Task description: Write out each line of the listing as it stands, without the images.

Provided data:
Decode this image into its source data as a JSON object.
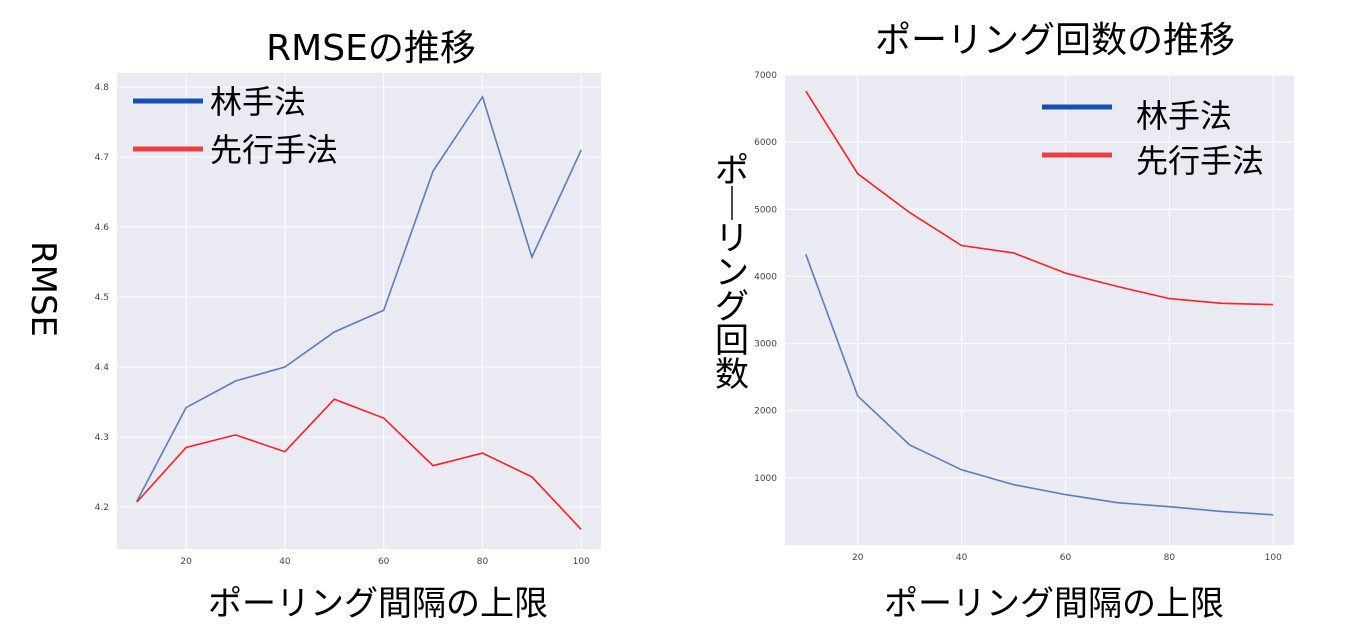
{
  "chart_data": [
    {
      "type": "line",
      "title": "RMSEの推移",
      "xlabel": "ポーリング間隔の上限",
      "ylabel": "RMSE",
      "x": [
        10,
        20,
        30,
        40,
        50,
        60,
        70,
        80,
        90,
        100
      ],
      "xticks": [
        "20",
        "40",
        "60",
        "80",
        "100"
      ],
      "xtick_values": [
        20,
        40,
        60,
        80,
        100
      ],
      "yticks": [
        "4.2",
        "4.3",
        "4.4",
        "4.5",
        "4.6",
        "4.7",
        "4.8"
      ],
      "ytick_values": [
        4.2,
        4.3,
        4.4,
        4.5,
        4.6,
        4.7,
        4.8
      ],
      "xlim": [
        6,
        104
      ],
      "ylim": [
        4.14,
        4.82
      ],
      "grid": true,
      "legend_position": "top-left",
      "series": [
        {
          "name": "林手法",
          "color": "#5a7dbf",
          "legend_color": "#1450b4",
          "values": [
            4.208,
            4.342,
            4.38,
            4.4,
            4.45,
            4.481,
            4.68,
            4.786,
            4.557,
            4.71
          ]
        },
        {
          "name": "先行手法",
          "color": "#ff2020",
          "legend_color": "#e84040",
          "values": [
            4.207,
            4.285,
            4.303,
            4.279,
            4.354,
            4.327,
            4.259,
            4.277,
            4.243,
            4.168
          ]
        }
      ]
    },
    {
      "type": "line",
      "title": "ポーリング回数の推移",
      "xlabel": "ポーリング間隔の上限",
      "ylabel": "ポーリング回数",
      "x": [
        10,
        20,
        30,
        40,
        50,
        60,
        70,
        80,
        90,
        100
      ],
      "xticks": [
        "20",
        "40",
        "60",
        "80",
        "100"
      ],
      "xtick_values": [
        20,
        40,
        60,
        80,
        100
      ],
      "yticks": [
        "1000",
        "2000",
        "3000",
        "4000",
        "5000",
        "6000",
        "7000"
      ],
      "ytick_values": [
        1000,
        2000,
        3000,
        4000,
        5000,
        6000,
        7000
      ],
      "xlim": [
        6,
        104
      ],
      "ylim": [
        0,
        7000
      ],
      "grid": true,
      "legend_position": "top-right",
      "series": [
        {
          "name": "林手法",
          "color": "#5a7dbf",
          "legend_color": "#1450b4",
          "values": [
            4330,
            2220,
            1490,
            1120,
            900,
            750,
            630,
            570,
            500,
            450
          ]
        },
        {
          "name": "先行手法",
          "color": "#ff2020",
          "legend_color": "#e84040",
          "values": [
            6760,
            5530,
            4950,
            4460,
            4350,
            4050,
            3850,
            3670,
            3600,
            3580
          ]
        }
      ]
    }
  ]
}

Exercise answer:
Decode this image into its source data as a JSON object.
{
  "chart_data": [
    {
      "type": "line",
      "title": "RMSEの推移",
      "xlabel": "ポーリング間隔の上限",
      "ylabel": "RMSE",
      "x": [
        10,
        20,
        30,
        40,
        50,
        60,
        70,
        80,
        90,
        100
      ],
      "xticks": [
        "20",
        "40",
        "60",
        "80",
        "100"
      ],
      "xtick_values": [
        20,
        40,
        60,
        80,
        100
      ],
      "yticks": [
        "4.2",
        "4.3",
        "4.4",
        "4.5",
        "4.6",
        "4.7",
        "4.8"
      ],
      "ytick_values": [
        4.2,
        4.3,
        4.4,
        4.5,
        4.6,
        4.7,
        4.8
      ],
      "xlim": [
        6,
        104
      ],
      "ylim": [
        4.14,
        4.82
      ],
      "grid": true,
      "legend_position": "top-left",
      "series": [
        {
          "name": "林手法",
          "color": "#5a7dbf",
          "legend_color": "#1450b4",
          "values": [
            4.208,
            4.342,
            4.38,
            4.4,
            4.45,
            4.481,
            4.68,
            4.786,
            4.557,
            4.71
          ]
        },
        {
          "name": "先行手法",
          "color": "#ff2020",
          "legend_color": "#e84040",
          "values": [
            4.207,
            4.285,
            4.303,
            4.279,
            4.354,
            4.327,
            4.259,
            4.277,
            4.243,
            4.168
          ]
        }
      ]
    },
    {
      "type": "line",
      "title": "ポーリング回数の推移",
      "xlabel": "ポーリング間隔の上限",
      "ylabel": "ポーリング回数",
      "x": [
        10,
        20,
        30,
        40,
        50,
        60,
        70,
        80,
        90,
        100
      ],
      "xticks": [
        "20",
        "40",
        "60",
        "80",
        "100"
      ],
      "xtick_values": [
        20,
        40,
        60,
        80,
        100
      ],
      "yticks": [
        "1000",
        "2000",
        "3000",
        "4000",
        "5000",
        "6000",
        "7000"
      ],
      "ytick_values": [
        1000,
        2000,
        3000,
        4000,
        5000,
        6000,
        7000
      ],
      "xlim": [
        6,
        104
      ],
      "ylim": [
        0,
        7000
      ],
      "grid": true,
      "legend_position": "top-right",
      "series": [
        {
          "name": "林手法",
          "color": "#5a7dbf",
          "legend_color": "#1450b4",
          "values": [
            4330,
            2220,
            1490,
            1120,
            900,
            750,
            630,
            570,
            500,
            450
          ]
        },
        {
          "name": "先行手法",
          "color": "#ff2020",
          "legend_color": "#e84040",
          "values": [
            6760,
            5530,
            4950,
            4460,
            4350,
            4050,
            3850,
            3670,
            3600,
            3580
          ]
        }
      ]
    }
  ]
}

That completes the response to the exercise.